▶ [Data in this exercise]:
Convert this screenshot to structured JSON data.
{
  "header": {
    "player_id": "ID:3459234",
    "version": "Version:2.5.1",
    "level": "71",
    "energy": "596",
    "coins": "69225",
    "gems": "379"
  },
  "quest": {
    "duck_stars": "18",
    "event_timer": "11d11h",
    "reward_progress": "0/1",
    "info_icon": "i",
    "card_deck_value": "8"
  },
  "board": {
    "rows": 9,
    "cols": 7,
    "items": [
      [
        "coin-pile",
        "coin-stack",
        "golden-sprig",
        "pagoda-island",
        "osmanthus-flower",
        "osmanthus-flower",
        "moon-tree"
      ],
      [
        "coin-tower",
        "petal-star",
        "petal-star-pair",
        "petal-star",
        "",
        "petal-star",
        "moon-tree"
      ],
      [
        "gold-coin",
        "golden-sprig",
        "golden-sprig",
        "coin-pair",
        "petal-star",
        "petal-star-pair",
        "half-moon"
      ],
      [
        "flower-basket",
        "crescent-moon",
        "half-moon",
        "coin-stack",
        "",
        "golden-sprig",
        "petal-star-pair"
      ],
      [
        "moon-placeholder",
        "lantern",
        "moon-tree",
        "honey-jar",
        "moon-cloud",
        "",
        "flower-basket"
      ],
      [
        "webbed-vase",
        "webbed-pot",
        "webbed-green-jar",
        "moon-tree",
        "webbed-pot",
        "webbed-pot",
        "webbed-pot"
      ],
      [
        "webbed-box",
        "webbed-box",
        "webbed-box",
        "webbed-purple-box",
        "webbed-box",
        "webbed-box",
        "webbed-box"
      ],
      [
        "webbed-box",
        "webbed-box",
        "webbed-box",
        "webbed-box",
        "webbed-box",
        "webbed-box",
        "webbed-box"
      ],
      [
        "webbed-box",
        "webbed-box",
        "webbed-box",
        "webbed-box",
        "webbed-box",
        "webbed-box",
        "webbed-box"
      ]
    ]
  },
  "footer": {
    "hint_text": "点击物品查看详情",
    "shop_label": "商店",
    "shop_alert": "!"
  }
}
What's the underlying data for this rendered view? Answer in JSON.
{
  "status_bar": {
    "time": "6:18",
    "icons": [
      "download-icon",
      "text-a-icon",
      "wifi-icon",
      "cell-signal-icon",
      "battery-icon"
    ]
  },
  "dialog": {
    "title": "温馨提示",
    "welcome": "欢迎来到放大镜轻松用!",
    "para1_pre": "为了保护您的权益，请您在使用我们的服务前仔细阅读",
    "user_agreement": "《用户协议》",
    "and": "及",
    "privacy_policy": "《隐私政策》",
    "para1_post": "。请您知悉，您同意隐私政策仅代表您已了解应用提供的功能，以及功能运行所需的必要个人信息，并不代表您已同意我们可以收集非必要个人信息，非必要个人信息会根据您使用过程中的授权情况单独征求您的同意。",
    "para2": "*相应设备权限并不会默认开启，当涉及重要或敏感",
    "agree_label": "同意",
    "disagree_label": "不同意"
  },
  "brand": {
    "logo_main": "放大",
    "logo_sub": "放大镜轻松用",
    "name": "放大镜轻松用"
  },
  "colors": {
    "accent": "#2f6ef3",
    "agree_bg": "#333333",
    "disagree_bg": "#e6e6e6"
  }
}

▶ [Exercise prompt]:
All entries must be repeated verbatim.

▶ [Exercise answer]:
Convert this screenshot to structured JSON data.
{
  "header": {
    "player_id": "ID:3459234",
    "version": "Version:2.5.1",
    "level": "71",
    "energy": "596",
    "coins": "69225",
    "gems": "379"
  },
  "quest": {
    "duck_stars": "18",
    "event_timer": "11d11h",
    "reward_progress": "0/1",
    "info_icon": "i",
    "card_deck_value": "8"
  },
  "board": {
    "rows": 9,
    "cols": 7,
    "items": [
      [
        "coin-pile",
        "coin-stack",
        "golden-sprig",
        "pagoda-island",
        "osmanthus-flower",
        "osmanthus-flower",
        "moon-tree"
      ],
      [
        "coin-tower",
        "petal-star",
        "petal-star-pair",
        "petal-star",
        "",
        "petal-star",
        "moon-tree"
      ],
      [
        "gold-coin",
        "golden-sprig",
        "golden-sprig",
        "coin-pair",
        "petal-star",
        "petal-star-pair",
        "half-moon"
      ],
      [
        "flower-basket",
        "crescent-moon",
        "half-moon",
        "coin-stack",
        "",
        "golden-sprig",
        "petal-star-pair"
      ],
      [
        "moon-placeholder",
        "lantern",
        "moon-tree",
        "honey-jar",
        "moon-cloud",
        "",
        "flower-basket"
      ],
      [
        "webbed-vase",
        "webbed-pot",
        "webbed-green-jar",
        "moon-tree",
        "webbed-pot",
        "webbed-pot",
        "webbed-pot"
      ],
      [
        "webbed-box",
        "webbed-box",
        "webbed-box",
        "webbed-purple-box",
        "webbed-box",
        "webbed-box",
        "webbed-box"
      ],
      [
        "webbed-box",
        "webbed-box",
        "webbed-box",
        "webbed-box",
        "webbed-box",
        "webbed-box",
        "webbed-box"
      ],
      [
        "webbed-box",
        "webbed-box",
        "webbed-box",
        "webbed-box",
        "webbed-box",
        "webbed-box",
        "webbed-box"
      ]
    ]
  },
  "footer": {
    "hint_text": "点击物品查看详情",
    "shop_label": "商店",
    "shop_alert": "!"
  }
}
What's the underlying data for this rendered view? Answer in JSON.
{
  "status_bar": {
    "time": "6:18",
    "icons": [
      "download-icon",
      "text-a-icon",
      "wifi-icon",
      "cell-signal-icon",
      "battery-icon"
    ]
  },
  "dialog": {
    "title": "温馨提示",
    "welcome": "欢迎来到放大镜轻松用!",
    "para1_pre": "为了保护您的权益，请您在使用我们的服务前仔细阅读",
    "user_agreement": "《用户协议》",
    "and": "及",
    "privacy_policy": "《隐私政策》",
    "para1_post": "。请您知悉，您同意隐私政策仅代表您已了解应用提供的功能，以及功能运行所需的必要个人信息，并不代表您已同意我们可以收集非必要个人信息，非必要个人信息会根据您使用过程中的授权情况单独征求您的同意。",
    "para2": "*相应设备权限并不会默认开启，当涉及重要或敏感",
    "agree_label": "同意",
    "disagree_label": "不同意"
  },
  "brand": {
    "logo_main": "放大",
    "logo_sub": "放大镜轻松用",
    "name": "放大镜轻松用"
  },
  "colors": {
    "accent": "#2f6ef3",
    "agree_bg": "#333333",
    "disagree_bg": "#e6e6e6"
  }
}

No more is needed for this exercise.